### [Task statement]
Determine the number of lines that have the string "this" in them, and give only that number.

### [Supplied entries]
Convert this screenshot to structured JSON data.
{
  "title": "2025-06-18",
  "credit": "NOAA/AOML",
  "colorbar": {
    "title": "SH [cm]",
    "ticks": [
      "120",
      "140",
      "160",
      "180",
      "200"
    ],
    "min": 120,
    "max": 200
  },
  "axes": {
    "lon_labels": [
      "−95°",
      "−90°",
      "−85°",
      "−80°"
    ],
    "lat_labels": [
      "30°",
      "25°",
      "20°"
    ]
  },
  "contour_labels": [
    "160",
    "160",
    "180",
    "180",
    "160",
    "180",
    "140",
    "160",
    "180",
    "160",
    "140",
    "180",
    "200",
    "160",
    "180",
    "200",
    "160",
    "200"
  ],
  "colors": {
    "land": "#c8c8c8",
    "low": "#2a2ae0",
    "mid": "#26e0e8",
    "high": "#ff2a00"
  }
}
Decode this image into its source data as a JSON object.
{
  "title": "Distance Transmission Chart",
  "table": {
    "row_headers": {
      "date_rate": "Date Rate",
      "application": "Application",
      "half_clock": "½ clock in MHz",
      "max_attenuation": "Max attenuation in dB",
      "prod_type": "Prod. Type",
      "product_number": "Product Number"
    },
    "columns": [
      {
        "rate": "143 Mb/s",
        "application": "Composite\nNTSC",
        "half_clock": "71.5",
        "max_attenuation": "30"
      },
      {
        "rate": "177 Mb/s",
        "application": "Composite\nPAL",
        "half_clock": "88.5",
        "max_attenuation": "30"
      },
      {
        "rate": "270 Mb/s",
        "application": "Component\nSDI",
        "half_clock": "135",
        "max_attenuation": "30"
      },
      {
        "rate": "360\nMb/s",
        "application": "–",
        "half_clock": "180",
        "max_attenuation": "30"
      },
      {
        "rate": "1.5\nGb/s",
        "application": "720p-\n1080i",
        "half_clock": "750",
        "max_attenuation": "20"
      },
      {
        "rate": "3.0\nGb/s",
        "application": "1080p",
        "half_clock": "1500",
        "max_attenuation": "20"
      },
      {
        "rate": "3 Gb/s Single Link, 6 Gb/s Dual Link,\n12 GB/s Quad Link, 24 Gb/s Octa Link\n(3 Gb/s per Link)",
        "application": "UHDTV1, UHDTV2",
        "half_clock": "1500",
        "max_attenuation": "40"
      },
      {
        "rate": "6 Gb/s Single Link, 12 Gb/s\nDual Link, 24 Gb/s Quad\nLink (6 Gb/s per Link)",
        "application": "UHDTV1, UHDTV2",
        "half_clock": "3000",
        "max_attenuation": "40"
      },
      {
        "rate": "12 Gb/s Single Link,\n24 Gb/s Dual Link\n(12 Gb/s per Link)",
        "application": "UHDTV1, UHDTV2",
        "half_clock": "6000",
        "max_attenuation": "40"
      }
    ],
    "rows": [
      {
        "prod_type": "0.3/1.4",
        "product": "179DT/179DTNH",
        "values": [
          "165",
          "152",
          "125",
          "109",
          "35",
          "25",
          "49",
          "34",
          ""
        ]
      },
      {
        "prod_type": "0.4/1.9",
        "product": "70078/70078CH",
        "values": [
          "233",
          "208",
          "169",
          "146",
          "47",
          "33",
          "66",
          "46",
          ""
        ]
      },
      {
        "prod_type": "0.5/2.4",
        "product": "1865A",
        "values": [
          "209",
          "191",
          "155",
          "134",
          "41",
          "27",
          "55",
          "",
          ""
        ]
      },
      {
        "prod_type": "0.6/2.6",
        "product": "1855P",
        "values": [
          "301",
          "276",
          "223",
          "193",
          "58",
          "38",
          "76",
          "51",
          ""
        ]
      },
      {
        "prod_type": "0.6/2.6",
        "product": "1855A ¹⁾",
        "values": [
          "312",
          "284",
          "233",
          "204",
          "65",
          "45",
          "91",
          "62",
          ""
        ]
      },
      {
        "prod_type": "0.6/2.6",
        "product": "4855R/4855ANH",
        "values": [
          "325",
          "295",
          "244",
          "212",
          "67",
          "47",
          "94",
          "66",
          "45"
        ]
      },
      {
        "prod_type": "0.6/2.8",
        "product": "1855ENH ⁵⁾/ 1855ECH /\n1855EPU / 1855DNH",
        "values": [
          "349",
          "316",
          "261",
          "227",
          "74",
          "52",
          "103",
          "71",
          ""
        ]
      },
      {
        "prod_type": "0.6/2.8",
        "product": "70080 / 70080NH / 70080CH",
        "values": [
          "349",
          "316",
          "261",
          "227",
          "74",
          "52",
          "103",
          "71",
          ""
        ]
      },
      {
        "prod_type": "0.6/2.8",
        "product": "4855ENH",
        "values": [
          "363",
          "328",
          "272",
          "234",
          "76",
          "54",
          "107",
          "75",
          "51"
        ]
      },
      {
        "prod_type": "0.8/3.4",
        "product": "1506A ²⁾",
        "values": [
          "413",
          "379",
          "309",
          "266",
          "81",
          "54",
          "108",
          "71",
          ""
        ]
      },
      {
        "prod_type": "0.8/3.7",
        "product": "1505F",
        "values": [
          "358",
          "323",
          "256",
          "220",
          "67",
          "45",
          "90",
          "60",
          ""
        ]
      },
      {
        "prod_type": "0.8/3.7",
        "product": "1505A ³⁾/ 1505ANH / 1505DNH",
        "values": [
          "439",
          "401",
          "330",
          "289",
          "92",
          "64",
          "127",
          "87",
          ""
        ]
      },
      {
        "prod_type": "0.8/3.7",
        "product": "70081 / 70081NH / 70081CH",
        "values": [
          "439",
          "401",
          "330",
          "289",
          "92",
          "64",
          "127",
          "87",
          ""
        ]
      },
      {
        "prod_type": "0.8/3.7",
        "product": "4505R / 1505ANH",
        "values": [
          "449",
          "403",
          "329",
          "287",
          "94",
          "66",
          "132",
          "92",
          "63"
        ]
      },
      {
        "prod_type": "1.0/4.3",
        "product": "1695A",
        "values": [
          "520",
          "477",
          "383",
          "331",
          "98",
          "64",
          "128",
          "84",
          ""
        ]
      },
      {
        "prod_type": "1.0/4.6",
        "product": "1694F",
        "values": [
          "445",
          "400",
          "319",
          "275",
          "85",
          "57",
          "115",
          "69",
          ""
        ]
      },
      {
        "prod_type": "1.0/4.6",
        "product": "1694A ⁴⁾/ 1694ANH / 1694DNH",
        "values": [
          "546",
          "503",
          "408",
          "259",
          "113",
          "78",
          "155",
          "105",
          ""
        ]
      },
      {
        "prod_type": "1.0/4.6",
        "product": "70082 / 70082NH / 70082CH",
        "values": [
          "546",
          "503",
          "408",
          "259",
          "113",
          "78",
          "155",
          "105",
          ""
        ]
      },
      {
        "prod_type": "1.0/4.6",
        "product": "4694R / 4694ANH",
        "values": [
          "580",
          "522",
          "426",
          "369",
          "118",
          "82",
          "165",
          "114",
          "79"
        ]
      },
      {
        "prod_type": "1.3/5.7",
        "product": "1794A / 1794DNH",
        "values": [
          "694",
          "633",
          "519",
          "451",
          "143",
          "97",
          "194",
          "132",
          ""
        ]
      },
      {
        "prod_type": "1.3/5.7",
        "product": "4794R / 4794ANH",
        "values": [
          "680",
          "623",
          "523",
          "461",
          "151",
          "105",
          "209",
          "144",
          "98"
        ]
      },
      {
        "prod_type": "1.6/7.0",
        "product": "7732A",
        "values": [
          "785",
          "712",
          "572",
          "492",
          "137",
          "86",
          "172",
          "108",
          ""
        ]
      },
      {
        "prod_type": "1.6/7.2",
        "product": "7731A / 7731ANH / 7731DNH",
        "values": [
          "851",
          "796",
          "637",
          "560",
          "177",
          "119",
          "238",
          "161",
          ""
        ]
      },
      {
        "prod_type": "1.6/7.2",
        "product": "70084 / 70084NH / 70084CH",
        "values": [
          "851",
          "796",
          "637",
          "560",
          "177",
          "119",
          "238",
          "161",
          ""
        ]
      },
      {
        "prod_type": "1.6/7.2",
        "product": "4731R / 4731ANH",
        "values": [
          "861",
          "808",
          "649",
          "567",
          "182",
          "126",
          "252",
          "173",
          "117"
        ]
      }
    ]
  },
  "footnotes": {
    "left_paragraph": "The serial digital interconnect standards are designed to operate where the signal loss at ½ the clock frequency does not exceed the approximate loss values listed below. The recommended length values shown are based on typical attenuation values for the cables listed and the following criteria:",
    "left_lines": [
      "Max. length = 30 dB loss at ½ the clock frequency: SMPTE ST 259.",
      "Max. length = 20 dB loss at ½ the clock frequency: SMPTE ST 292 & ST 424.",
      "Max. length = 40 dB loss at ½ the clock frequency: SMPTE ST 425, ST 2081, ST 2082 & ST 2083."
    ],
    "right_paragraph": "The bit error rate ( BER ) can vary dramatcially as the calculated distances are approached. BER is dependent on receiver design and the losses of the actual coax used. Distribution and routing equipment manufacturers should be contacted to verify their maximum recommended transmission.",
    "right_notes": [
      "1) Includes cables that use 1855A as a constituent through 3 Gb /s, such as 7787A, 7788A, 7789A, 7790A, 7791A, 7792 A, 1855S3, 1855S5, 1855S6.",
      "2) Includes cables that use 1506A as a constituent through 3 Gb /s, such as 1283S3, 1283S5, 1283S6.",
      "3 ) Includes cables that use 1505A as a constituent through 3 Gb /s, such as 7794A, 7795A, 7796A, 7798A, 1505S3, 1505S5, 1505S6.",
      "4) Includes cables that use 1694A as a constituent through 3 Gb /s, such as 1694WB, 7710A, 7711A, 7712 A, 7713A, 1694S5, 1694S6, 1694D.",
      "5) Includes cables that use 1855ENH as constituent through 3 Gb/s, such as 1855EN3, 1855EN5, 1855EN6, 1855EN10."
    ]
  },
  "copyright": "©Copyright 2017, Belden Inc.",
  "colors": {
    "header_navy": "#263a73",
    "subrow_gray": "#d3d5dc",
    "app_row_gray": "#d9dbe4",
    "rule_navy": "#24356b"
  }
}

### [The answer]
2